------ Given entries ------

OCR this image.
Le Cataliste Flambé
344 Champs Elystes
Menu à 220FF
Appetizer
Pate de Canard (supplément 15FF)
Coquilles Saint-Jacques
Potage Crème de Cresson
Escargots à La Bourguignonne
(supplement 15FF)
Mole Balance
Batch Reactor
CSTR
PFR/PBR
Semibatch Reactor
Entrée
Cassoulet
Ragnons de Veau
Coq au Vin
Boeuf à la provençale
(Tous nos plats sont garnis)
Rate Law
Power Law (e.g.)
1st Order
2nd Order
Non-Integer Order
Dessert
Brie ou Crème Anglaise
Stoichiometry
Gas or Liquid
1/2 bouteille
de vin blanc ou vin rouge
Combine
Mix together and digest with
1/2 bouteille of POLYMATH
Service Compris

------

What is needed:
Output every record above exactly as it appears.

Task solution:
OCR this image.
Le Cataliste Flambé
344 Champs Elystes
Menu à 220FF
Appetizer
Pate de Canard (supplément 15FF)
Coquilles Saint-Jacques
Potage Crème de Cresson
Escargots à La Bourguignonne
(supplement 15FF)
Mole Balance
Batch Reactor
CSTR
PFR/PBR
Semibatch Reactor
Entrée
Cassoulet
Ragnons de Veau
Coq au Vin
Boeuf à la provençale
(Tous nos plats sont garnis)
Rate Law
Power Law (e.g.)
1st Order
2nd Order
Non-Integer Order
Dessert
Brie ou Crème Anglaise
Stoichiometry
Gas or Liquid
1/2 bouteille
de vin blanc ou vin rouge
Combine
Mix together and digest with
1/2 bouteille of POLYMATH
Service Compris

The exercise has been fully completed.